Dataset excerpt:

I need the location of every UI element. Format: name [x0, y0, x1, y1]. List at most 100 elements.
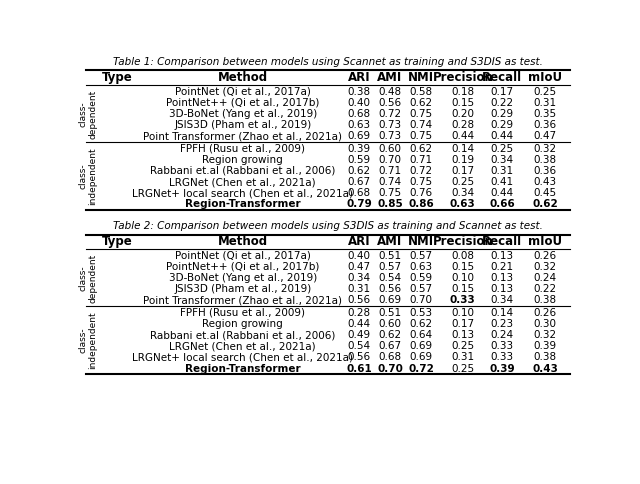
Text: ARI: ARI [348, 71, 371, 84]
Text: 0.32: 0.32 [533, 262, 557, 272]
Text: FPFH (Rusu et al., 2009): FPFH (Rusu et al., 2009) [180, 144, 305, 153]
Text: 0.17: 0.17 [451, 319, 474, 329]
Text: mIoU: mIoU [528, 71, 562, 84]
Text: 0.61: 0.61 [346, 363, 372, 374]
Text: Point Transformer (Zhao et al., 2021a): Point Transformer (Zhao et al., 2021a) [143, 295, 342, 305]
Text: 0.22: 0.22 [533, 284, 557, 294]
Text: Region-Transformer: Region-Transformer [185, 199, 301, 210]
Text: 0.15: 0.15 [451, 98, 474, 108]
Text: 0.35: 0.35 [533, 109, 557, 119]
Text: 0.85: 0.85 [377, 199, 403, 210]
Text: 0.57: 0.57 [410, 284, 433, 294]
Text: 0.57: 0.57 [410, 251, 433, 261]
Text: 0.15: 0.15 [451, 284, 474, 294]
Text: 0.25: 0.25 [533, 87, 557, 97]
Text: 0.63: 0.63 [410, 262, 433, 272]
Text: 0.34: 0.34 [348, 273, 371, 283]
Text: 0.33: 0.33 [491, 341, 514, 351]
Text: 0.28: 0.28 [348, 308, 371, 318]
Text: 0.43: 0.43 [533, 177, 557, 187]
Text: 0.68: 0.68 [378, 352, 401, 363]
Text: 0.63: 0.63 [348, 120, 371, 130]
Text: 0.70: 0.70 [378, 155, 401, 165]
Text: 0.48: 0.48 [378, 87, 401, 97]
Text: 0.38: 0.38 [533, 352, 557, 363]
Text: class-
dependent: class- dependent [78, 90, 97, 138]
Text: 0.31: 0.31 [348, 284, 371, 294]
Text: 0.62: 0.62 [532, 199, 558, 210]
Text: 0.57: 0.57 [378, 262, 401, 272]
Text: 0.36: 0.36 [533, 166, 557, 176]
Text: 0.74: 0.74 [410, 120, 433, 130]
Text: 0.13: 0.13 [491, 284, 514, 294]
Text: LRGNet (Chen et al., 2021a): LRGNet (Chen et al., 2021a) [170, 177, 316, 187]
Text: 0.67: 0.67 [378, 341, 401, 351]
Text: 0.72: 0.72 [408, 363, 434, 374]
Text: 0.45: 0.45 [533, 188, 557, 198]
Text: ARI: ARI [348, 235, 371, 248]
Text: 0.75: 0.75 [410, 177, 433, 187]
Text: Precision: Precision [433, 235, 493, 248]
Text: FPFH (Rusu et al., 2009): FPFH (Rusu et al., 2009) [180, 308, 305, 318]
Text: 0.14: 0.14 [451, 144, 474, 153]
Text: 0.60: 0.60 [378, 319, 401, 329]
Text: 0.60: 0.60 [378, 144, 401, 153]
Text: 0.62: 0.62 [410, 144, 433, 153]
Text: NMI: NMI [408, 235, 434, 248]
Text: 0.29: 0.29 [491, 109, 514, 119]
Text: 0.73: 0.73 [378, 131, 401, 141]
Text: 0.69: 0.69 [410, 352, 433, 363]
Text: 0.44: 0.44 [491, 131, 514, 141]
Text: 0.75: 0.75 [410, 109, 433, 119]
Text: 0.67: 0.67 [348, 177, 371, 187]
Text: LRGNet (Chen et al., 2021a): LRGNet (Chen et al., 2021a) [170, 341, 316, 351]
Text: 0.69: 0.69 [410, 341, 433, 351]
Text: 0.17: 0.17 [451, 166, 474, 176]
Text: 0.38: 0.38 [533, 295, 557, 305]
Text: 0.26: 0.26 [533, 251, 557, 261]
Text: Method: Method [218, 235, 268, 248]
Text: AMI: AMI [378, 71, 403, 84]
Text: PointNet++ (Qi et al., 2017b): PointNet++ (Qi et al., 2017b) [166, 98, 319, 108]
Text: 0.54: 0.54 [378, 273, 401, 283]
Text: 0.26: 0.26 [533, 308, 557, 318]
Text: mIoU: mIoU [528, 235, 562, 248]
Text: 0.22: 0.22 [491, 98, 514, 108]
Text: 0.19: 0.19 [451, 155, 474, 165]
Text: 0.47: 0.47 [348, 262, 371, 272]
Text: 0.69: 0.69 [378, 295, 401, 305]
Text: 0.31: 0.31 [451, 352, 474, 363]
Text: 0.08: 0.08 [451, 251, 474, 261]
Text: 0.62: 0.62 [378, 330, 401, 340]
Text: Table 1: Comparison between models using Scannet as training and S3DIS as test.: Table 1: Comparison between models using… [113, 57, 543, 66]
Text: 0.76: 0.76 [410, 188, 433, 198]
Text: 0.56: 0.56 [348, 295, 371, 305]
Text: 0.21: 0.21 [491, 262, 514, 272]
Text: Rabbani et.al (Rabbani et al., 2006): Rabbani et.al (Rabbani et al., 2006) [150, 330, 335, 340]
Text: 0.38: 0.38 [533, 155, 557, 165]
Text: 0.25: 0.25 [491, 144, 514, 153]
Text: Region growing: Region growing [202, 319, 283, 329]
Text: 0.86: 0.86 [408, 199, 434, 210]
Text: 0.69: 0.69 [348, 131, 371, 141]
Text: 0.54: 0.54 [348, 341, 371, 351]
Text: 0.15: 0.15 [451, 262, 474, 272]
Text: PointNet++ (Qi et al., 2017b): PointNet++ (Qi et al., 2017b) [166, 262, 319, 272]
Text: 0.24: 0.24 [491, 330, 514, 340]
Text: 0.59: 0.59 [410, 273, 433, 283]
Text: 0.56: 0.56 [348, 352, 371, 363]
Text: 0.33: 0.33 [491, 352, 514, 363]
Text: 3D-BoNet (Yang et al., 2019): 3D-BoNet (Yang et al., 2019) [168, 273, 317, 283]
Text: 0.51: 0.51 [378, 308, 401, 318]
Text: 0.62: 0.62 [410, 98, 433, 108]
Text: 0.25: 0.25 [451, 341, 474, 351]
Text: 0.44: 0.44 [348, 319, 371, 329]
Text: 0.66: 0.66 [490, 199, 515, 210]
Text: 0.53: 0.53 [410, 308, 433, 318]
Text: 0.72: 0.72 [410, 166, 433, 176]
Text: 0.40: 0.40 [348, 251, 371, 261]
Text: class-
independent: class- independent [78, 312, 97, 369]
Text: 0.39: 0.39 [490, 363, 515, 374]
Text: Point Transformer (Zhao et al., 2021a): Point Transformer (Zhao et al., 2021a) [143, 131, 342, 141]
Text: 0.74: 0.74 [378, 177, 401, 187]
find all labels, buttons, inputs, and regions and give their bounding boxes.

#### [TASK TO COMPLETE]
Reproduce word for word the lines of the records above, from the line containing "Text: ARI: ARI [348, 71, 371, 84]" through the line containing "Text: 0.69: 0.69 [410, 341, 433, 351]", both included.

#### [EXERCISE SOLUTION]
Text: ARI: ARI [348, 71, 371, 84]
Text: 0.32: 0.32 [533, 262, 557, 272]
Text: FPFH (Rusu et al., 2009): FPFH (Rusu et al., 2009) [180, 144, 305, 153]
Text: 0.17: 0.17 [451, 319, 474, 329]
Text: mIoU: mIoU [528, 71, 562, 84]
Text: 0.61: 0.61 [346, 363, 372, 374]
Text: Point Transformer (Zhao et al., 2021a): Point Transformer (Zhao et al., 2021a) [143, 295, 342, 305]
Text: 0.22: 0.22 [533, 284, 557, 294]
Text: Region-Transformer: Region-Transformer [185, 199, 301, 210]
Text: 0.15: 0.15 [451, 98, 474, 108]
Text: 0.35: 0.35 [533, 109, 557, 119]
Text: 0.85: 0.85 [377, 199, 403, 210]
Text: 0.57: 0.57 [410, 284, 433, 294]
Text: 0.57: 0.57 [410, 251, 433, 261]
Text: 0.15: 0.15 [451, 284, 474, 294]
Text: 0.25: 0.25 [533, 87, 557, 97]
Text: 0.63: 0.63 [410, 262, 433, 272]
Text: 0.34: 0.34 [348, 273, 371, 283]
Text: 0.33: 0.33 [491, 341, 514, 351]
Text: 0.28: 0.28 [348, 308, 371, 318]
Text: 0.43: 0.43 [533, 177, 557, 187]
Text: 0.68: 0.68 [378, 352, 401, 363]
Text: 0.63: 0.63 [348, 120, 371, 130]
Text: 0.70: 0.70 [378, 155, 401, 165]
Text: 0.48: 0.48 [378, 87, 401, 97]
Text: 0.38: 0.38 [533, 352, 557, 363]
Text: class-
dependent: class- dependent [78, 90, 97, 138]
Text: 0.31: 0.31 [348, 284, 371, 294]
Text: 0.62: 0.62 [532, 199, 558, 210]
Text: 0.57: 0.57 [378, 262, 401, 272]
Text: 0.36: 0.36 [533, 166, 557, 176]
Text: 0.74: 0.74 [410, 120, 433, 130]
Text: 0.13: 0.13 [491, 284, 514, 294]
Text: LRGNet (Chen et al., 2021a): LRGNet (Chen et al., 2021a) [170, 177, 316, 187]
Text: 0.67: 0.67 [378, 341, 401, 351]
Text: 0.72: 0.72 [408, 363, 434, 374]
Text: 0.45: 0.45 [533, 188, 557, 198]
Text: ARI: ARI [348, 235, 371, 248]
Text: 0.75: 0.75 [410, 177, 433, 187]
Text: Precision: Precision [433, 235, 493, 248]
Text: FPFH (Rusu et al., 2009): FPFH (Rusu et al., 2009) [180, 308, 305, 318]
Text: 0.14: 0.14 [451, 144, 474, 153]
Text: 0.60: 0.60 [378, 319, 401, 329]
Text: 0.60: 0.60 [378, 144, 401, 153]
Text: 0.62: 0.62 [410, 144, 433, 153]
Text: NMI: NMI [408, 235, 434, 248]
Text: 0.29: 0.29 [491, 109, 514, 119]
Text: 0.73: 0.73 [378, 131, 401, 141]
Text: 0.69: 0.69 [410, 352, 433, 363]
Text: 0.44: 0.44 [491, 131, 514, 141]
Text: 0.75: 0.75 [410, 109, 433, 119]
Text: 0.67: 0.67 [348, 177, 371, 187]
Text: LRGNet (Chen et al., 2021a): LRGNet (Chen et al., 2021a) [170, 341, 316, 351]
Text: 0.69: 0.69 [410, 341, 433, 351]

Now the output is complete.